Recorded data:
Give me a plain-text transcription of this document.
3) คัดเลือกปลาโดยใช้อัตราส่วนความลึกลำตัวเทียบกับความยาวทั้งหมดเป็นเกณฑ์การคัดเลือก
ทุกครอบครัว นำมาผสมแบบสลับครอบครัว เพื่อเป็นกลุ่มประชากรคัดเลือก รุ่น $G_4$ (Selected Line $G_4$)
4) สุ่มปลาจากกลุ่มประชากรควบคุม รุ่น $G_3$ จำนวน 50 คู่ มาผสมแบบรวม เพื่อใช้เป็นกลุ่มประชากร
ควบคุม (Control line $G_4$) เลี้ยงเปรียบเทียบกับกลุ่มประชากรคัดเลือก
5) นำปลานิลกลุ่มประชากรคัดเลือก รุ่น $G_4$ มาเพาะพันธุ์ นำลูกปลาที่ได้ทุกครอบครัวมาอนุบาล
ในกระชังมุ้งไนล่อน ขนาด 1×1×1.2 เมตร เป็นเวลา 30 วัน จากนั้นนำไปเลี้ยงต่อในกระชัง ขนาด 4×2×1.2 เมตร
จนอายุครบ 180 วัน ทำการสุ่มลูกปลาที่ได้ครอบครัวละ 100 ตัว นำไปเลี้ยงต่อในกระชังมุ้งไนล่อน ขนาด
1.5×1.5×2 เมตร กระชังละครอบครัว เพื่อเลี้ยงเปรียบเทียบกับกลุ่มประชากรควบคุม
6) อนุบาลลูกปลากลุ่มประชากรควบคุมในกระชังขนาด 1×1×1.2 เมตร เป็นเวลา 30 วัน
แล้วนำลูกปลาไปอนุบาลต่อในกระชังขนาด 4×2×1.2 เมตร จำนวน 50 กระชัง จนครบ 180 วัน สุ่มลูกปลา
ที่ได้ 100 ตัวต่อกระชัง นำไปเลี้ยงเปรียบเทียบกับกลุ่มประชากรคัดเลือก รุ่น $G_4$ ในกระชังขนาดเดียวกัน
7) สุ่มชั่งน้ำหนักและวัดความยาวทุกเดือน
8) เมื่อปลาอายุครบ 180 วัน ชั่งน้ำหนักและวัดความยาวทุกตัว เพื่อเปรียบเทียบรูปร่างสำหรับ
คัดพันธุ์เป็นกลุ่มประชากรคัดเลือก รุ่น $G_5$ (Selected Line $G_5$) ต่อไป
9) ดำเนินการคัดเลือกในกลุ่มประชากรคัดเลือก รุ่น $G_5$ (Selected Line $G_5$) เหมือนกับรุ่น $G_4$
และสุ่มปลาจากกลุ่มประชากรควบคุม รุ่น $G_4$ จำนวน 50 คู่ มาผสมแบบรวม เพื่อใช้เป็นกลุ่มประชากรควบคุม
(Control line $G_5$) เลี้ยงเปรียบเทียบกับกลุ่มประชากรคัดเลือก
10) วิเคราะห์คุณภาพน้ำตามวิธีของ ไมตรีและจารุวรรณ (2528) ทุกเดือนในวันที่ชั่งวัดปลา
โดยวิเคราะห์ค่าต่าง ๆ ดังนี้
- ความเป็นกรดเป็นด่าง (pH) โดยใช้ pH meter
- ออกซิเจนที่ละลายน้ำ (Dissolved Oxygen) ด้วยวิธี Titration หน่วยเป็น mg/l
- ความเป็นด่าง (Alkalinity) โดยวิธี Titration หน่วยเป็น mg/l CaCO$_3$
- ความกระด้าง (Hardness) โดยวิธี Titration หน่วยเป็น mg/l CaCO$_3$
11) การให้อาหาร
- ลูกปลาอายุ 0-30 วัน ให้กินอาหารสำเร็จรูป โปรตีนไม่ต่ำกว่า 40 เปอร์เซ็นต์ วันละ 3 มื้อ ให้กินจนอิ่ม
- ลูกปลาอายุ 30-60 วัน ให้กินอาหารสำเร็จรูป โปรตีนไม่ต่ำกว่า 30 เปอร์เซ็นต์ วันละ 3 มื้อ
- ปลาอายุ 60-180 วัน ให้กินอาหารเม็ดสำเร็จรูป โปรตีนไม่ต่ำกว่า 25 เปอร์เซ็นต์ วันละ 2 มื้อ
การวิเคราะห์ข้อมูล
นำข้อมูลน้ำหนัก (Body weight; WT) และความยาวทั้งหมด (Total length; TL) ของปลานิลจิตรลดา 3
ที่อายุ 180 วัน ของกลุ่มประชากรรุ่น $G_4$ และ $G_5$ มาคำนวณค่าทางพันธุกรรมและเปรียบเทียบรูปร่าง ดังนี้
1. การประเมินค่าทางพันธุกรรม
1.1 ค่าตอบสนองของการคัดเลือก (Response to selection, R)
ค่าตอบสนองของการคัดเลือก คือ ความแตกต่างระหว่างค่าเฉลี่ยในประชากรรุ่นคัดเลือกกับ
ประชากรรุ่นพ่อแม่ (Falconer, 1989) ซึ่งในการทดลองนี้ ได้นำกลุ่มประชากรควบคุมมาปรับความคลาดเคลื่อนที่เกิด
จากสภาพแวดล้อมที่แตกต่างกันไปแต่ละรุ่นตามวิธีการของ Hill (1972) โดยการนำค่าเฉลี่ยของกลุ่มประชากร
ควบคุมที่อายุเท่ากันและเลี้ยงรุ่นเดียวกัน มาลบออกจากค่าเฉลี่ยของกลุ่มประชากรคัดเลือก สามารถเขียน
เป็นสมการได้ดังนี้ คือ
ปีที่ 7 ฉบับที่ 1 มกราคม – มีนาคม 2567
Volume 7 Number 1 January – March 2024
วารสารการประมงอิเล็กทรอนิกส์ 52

[EXERCISE TASK] Copy all lines in the listing above where the string "อในกระช" appears.

[RESULT OF THIS EXERCISE]
ในกระชังมุ้งไนล่อน ขนาด 1×1×1.2 เมตร เป็นเวลา 30 วัน จากนั้นนำไปเลี้ยงต่อในกระชัง ขนาด 4×2×1.2 เมตร
จนอายุครบ 180 วัน ทำการสุ่มลูกปลาที่ได้ครอบครัวละ 100 ตัว นำไปเลี้ยงต่อในกระชังมุ้งไนล่อน ขนาด
แล้วนำลูกปลาไปอนุบาลต่อในกระชังขนาด 4×2×1.2 เมตร จำนวน 50 กระชัง จนครบ 180 วัน สุ่มลูกปลา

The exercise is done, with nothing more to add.